*GOAL*
Reproduce the items verbatim, beginning with the first line of the items and ending with the line that contains "south-atlantic-dry [2135, 1025, 2193, 1104]", including both of those lines.

*SOURCE DATA*
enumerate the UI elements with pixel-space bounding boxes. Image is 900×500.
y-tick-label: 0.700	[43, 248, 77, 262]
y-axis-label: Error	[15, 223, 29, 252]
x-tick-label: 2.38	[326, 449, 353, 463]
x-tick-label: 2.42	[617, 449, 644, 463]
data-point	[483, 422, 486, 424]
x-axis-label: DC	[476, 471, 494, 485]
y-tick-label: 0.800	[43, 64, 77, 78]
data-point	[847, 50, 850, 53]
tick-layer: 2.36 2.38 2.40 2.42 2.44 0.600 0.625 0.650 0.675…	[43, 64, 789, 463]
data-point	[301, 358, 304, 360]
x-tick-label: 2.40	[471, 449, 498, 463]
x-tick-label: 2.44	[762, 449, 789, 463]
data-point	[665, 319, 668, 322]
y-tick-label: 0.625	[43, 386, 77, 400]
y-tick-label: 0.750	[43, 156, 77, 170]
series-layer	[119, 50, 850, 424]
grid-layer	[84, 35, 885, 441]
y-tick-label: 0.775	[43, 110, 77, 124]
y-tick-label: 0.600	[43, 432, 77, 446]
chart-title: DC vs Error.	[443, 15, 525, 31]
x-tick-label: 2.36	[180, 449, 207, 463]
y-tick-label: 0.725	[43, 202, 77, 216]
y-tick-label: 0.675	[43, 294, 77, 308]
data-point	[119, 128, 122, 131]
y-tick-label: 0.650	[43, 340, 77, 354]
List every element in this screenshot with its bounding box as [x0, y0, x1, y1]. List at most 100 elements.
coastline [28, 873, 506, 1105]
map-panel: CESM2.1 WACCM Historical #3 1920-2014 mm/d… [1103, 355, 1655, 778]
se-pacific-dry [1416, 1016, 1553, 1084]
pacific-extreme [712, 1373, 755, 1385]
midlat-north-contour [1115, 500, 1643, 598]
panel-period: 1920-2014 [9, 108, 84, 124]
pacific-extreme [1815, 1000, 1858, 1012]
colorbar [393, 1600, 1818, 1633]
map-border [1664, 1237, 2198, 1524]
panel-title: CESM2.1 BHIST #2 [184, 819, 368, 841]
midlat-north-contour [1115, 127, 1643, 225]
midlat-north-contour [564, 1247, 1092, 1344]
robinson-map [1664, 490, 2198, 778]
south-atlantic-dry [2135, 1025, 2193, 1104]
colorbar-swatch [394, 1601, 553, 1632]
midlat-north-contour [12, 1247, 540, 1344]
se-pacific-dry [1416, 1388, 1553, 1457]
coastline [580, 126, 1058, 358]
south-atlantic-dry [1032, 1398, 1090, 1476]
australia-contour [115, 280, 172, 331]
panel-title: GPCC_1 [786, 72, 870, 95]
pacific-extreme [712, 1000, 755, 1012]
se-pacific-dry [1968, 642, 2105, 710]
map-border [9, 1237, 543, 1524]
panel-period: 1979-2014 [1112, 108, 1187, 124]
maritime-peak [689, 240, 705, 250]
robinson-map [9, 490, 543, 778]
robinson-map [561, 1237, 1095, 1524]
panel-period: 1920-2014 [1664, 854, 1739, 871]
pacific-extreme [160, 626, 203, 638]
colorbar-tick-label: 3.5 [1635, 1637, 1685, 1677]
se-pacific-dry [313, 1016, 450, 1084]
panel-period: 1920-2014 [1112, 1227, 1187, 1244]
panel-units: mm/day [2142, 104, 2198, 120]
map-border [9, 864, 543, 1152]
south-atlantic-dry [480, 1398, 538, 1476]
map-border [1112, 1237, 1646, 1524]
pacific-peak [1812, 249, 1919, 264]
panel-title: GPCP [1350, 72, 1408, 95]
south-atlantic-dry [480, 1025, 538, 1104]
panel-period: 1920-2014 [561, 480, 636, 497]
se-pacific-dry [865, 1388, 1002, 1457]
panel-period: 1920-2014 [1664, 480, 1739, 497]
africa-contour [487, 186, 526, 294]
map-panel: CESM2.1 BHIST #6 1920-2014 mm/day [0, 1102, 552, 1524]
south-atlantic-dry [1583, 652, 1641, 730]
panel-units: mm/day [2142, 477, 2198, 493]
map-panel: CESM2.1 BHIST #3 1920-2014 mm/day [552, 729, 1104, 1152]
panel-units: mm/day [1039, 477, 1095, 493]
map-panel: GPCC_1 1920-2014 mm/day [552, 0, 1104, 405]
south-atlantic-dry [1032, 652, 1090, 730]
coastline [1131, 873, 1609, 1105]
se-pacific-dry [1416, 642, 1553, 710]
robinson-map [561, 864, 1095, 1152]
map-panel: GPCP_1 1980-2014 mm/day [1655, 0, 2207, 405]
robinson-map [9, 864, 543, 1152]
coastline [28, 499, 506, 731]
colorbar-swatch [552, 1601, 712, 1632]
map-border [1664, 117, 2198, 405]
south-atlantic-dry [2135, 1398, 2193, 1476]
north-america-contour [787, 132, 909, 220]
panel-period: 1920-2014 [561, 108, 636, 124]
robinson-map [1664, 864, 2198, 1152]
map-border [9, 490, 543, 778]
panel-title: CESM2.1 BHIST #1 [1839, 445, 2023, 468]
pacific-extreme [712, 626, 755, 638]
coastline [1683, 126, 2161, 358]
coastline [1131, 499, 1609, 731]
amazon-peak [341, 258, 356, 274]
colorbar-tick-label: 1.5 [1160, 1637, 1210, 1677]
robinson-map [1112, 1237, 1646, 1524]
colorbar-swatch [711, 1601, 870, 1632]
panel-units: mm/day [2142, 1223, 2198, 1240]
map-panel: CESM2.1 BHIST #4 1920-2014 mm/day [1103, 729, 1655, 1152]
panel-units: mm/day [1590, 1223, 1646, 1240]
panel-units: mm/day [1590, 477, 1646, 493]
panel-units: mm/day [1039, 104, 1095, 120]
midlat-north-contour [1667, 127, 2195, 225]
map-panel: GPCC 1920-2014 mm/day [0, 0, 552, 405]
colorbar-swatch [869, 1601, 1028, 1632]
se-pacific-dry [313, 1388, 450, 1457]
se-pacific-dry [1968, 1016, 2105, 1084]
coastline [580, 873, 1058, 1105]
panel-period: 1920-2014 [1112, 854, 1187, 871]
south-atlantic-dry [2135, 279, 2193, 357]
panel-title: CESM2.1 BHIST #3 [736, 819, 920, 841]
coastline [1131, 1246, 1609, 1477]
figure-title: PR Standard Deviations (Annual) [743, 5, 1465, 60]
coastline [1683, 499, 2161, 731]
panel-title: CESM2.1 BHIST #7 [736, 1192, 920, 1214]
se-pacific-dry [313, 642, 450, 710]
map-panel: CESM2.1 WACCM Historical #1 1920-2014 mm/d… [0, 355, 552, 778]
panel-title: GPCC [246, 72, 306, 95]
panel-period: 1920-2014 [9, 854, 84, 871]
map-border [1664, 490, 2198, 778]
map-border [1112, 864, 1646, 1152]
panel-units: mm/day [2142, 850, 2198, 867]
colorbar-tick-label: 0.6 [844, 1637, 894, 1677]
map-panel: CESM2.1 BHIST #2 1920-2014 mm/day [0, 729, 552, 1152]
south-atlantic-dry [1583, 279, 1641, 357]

*SOLUTION*
enumerate the UI elements with pixel-space bounding boxes. Image is 900×500.
y-tick-label: 0.700	[43, 248, 77, 262]
y-axis-label: Error	[15, 223, 29, 252]
x-tick-label: 2.38	[326, 449, 353, 463]
x-tick-label: 2.42	[617, 449, 644, 463]
data-point	[483, 422, 486, 424]
x-axis-label: DC	[476, 471, 494, 485]
y-tick-label: 0.800	[43, 64, 77, 78]
data-point	[847, 50, 850, 53]
tick-layer: 2.36 2.38 2.40 2.42 2.44 0.600 0.625 0.650 0.675…	[43, 64, 789, 463]
data-point	[301, 358, 304, 360]
x-tick-label: 2.40	[471, 449, 498, 463]
x-tick-label: 2.44	[762, 449, 789, 463]
data-point	[665, 319, 668, 322]
y-tick-label: 0.625	[43, 386, 77, 400]
y-tick-label: 0.750	[43, 156, 77, 170]
series-layer	[119, 50, 850, 424]
grid-layer	[84, 35, 885, 441]
y-tick-label: 0.775	[43, 110, 77, 124]
y-tick-label: 0.600	[43, 432, 77, 446]
chart-title: DC vs Error.	[443, 15, 525, 31]
x-tick-label: 2.36	[180, 449, 207, 463]
y-tick-label: 0.725	[43, 202, 77, 216]
y-tick-label: 0.675	[43, 294, 77, 308]
data-point	[119, 128, 122, 131]
y-tick-label: 0.650	[43, 340, 77, 354]
List every element in this screenshot with its bounding box as [x0, y0, x1, y1]. List at most 100 elements.
coastline [28, 873, 506, 1105]
map-panel: CESM2.1 WACCM Historical #3 1920-2014 mm/d… [1103, 355, 1655, 778]
se-pacific-dry [1416, 1016, 1553, 1084]
pacific-extreme [712, 1373, 755, 1385]
midlat-north-contour [1115, 500, 1643, 598]
panel-period: 1920-2014 [9, 108, 84, 124]
pacific-extreme [1815, 1000, 1858, 1012]
colorbar [393, 1600, 1818, 1633]
map-border [1664, 1237, 2198, 1524]
panel-title: CESM2.1 BHIST #2 [184, 819, 368, 841]
midlat-north-contour [1115, 127, 1643, 225]
midlat-north-contour [564, 1247, 1092, 1344]
robinson-map [1664, 490, 2198, 778]
south-atlantic-dry [2135, 1025, 2193, 1104]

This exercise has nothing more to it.